## INSTRUCTION:
Count how many lines hold the string "PPh₃", and give only that number.

-- begin DATA IN THIS EXERCISE --

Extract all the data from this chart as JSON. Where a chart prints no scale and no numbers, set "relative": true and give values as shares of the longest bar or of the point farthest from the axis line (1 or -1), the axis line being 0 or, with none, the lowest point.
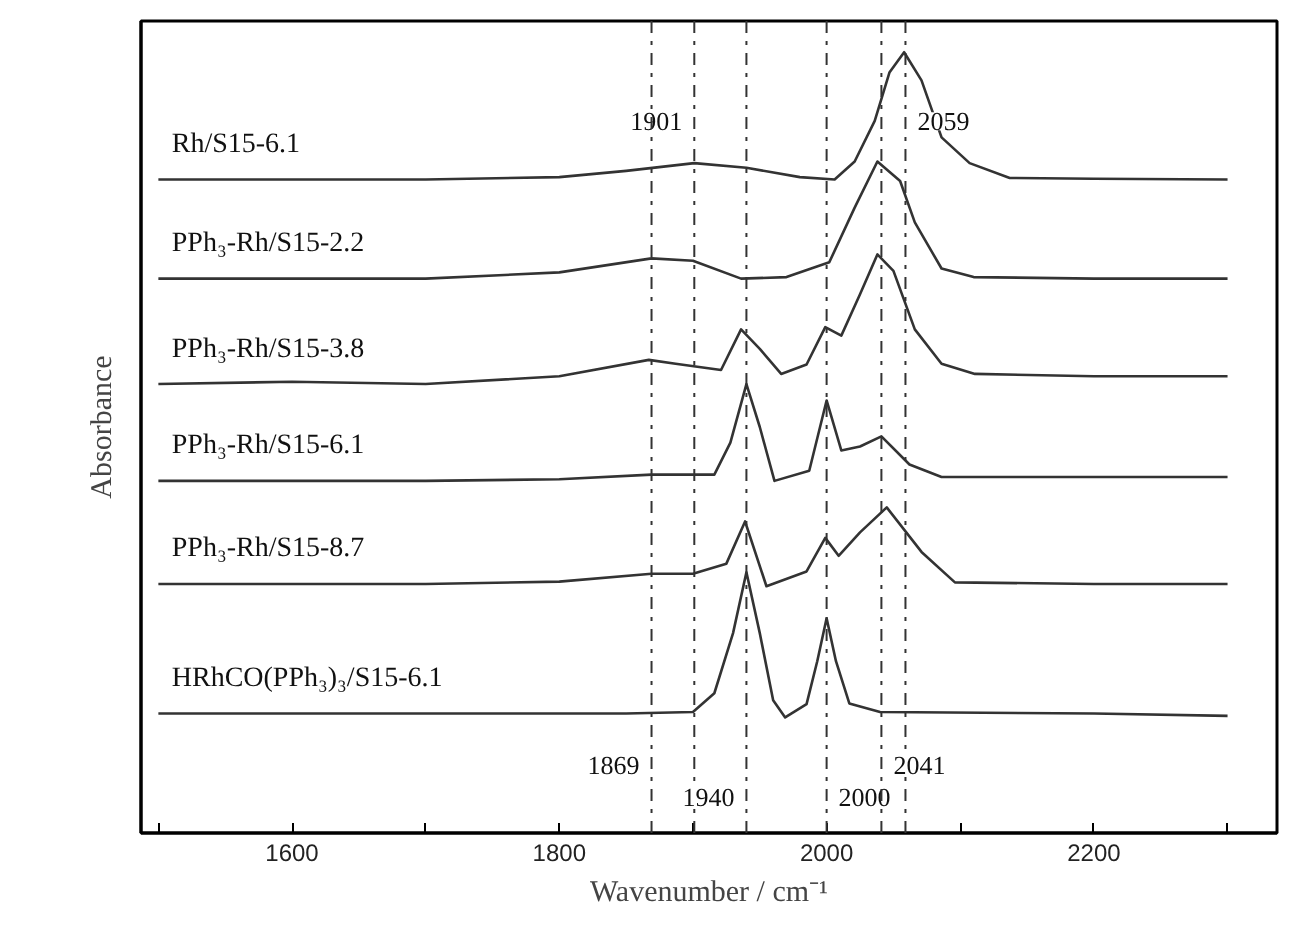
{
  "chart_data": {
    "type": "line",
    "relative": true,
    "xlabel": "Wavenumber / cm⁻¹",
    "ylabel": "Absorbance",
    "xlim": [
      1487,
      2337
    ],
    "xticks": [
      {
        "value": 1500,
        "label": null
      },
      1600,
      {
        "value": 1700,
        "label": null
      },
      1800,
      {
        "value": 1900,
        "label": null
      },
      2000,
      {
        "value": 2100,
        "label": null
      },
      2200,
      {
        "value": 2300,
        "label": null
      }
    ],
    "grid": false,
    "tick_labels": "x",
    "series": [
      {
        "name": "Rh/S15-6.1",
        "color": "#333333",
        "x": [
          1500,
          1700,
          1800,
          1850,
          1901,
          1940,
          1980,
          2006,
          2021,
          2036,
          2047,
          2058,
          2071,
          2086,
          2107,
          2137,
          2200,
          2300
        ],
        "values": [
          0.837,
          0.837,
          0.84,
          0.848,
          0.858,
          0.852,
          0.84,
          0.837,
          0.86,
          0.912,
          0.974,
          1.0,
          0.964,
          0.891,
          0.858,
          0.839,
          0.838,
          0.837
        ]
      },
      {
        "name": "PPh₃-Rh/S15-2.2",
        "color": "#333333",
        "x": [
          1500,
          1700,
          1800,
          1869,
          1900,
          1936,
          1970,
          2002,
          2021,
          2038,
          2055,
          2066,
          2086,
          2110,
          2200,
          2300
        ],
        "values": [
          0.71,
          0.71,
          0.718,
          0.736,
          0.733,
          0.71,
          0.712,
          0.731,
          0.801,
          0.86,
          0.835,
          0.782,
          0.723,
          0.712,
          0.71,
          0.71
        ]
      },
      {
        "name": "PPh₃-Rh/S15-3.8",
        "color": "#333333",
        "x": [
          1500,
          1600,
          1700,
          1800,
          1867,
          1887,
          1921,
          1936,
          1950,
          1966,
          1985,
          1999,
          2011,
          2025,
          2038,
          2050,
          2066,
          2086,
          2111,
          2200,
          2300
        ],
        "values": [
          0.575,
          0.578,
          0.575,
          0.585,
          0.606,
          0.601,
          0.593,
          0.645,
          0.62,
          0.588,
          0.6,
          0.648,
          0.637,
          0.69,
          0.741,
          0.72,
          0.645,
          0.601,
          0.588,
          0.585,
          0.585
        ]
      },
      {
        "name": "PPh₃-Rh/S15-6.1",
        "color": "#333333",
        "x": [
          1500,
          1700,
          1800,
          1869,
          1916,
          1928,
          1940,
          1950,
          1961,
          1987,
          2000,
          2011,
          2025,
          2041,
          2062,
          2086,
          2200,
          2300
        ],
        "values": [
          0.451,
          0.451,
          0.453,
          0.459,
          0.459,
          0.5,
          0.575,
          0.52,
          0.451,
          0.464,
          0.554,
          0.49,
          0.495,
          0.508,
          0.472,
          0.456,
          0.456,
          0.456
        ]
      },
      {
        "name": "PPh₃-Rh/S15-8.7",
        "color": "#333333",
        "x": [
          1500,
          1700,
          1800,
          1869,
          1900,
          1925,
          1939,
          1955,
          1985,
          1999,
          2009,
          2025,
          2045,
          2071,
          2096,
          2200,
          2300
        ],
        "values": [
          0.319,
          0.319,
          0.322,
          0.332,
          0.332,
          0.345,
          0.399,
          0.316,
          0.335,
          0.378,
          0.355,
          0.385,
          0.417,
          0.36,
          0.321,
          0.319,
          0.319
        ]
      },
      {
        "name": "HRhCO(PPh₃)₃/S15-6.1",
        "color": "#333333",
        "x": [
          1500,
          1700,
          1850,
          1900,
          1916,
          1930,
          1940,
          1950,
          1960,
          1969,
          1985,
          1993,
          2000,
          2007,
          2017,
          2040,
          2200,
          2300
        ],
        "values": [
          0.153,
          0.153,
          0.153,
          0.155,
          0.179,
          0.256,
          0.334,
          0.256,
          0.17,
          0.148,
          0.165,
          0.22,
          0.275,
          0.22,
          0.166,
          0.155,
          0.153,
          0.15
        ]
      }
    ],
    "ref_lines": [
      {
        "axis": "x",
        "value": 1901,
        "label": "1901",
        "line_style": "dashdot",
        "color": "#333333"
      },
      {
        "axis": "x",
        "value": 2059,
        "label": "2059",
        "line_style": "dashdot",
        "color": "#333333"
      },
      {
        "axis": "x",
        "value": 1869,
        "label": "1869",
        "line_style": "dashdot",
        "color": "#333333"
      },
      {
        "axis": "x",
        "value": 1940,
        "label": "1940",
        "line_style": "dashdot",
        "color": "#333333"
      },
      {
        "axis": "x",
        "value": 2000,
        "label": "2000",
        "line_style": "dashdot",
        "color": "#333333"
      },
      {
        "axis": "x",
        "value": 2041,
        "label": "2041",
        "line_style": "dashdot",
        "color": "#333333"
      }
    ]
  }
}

-- end DATA IN THIS EXERCISE --

## FINAL RESULT:
5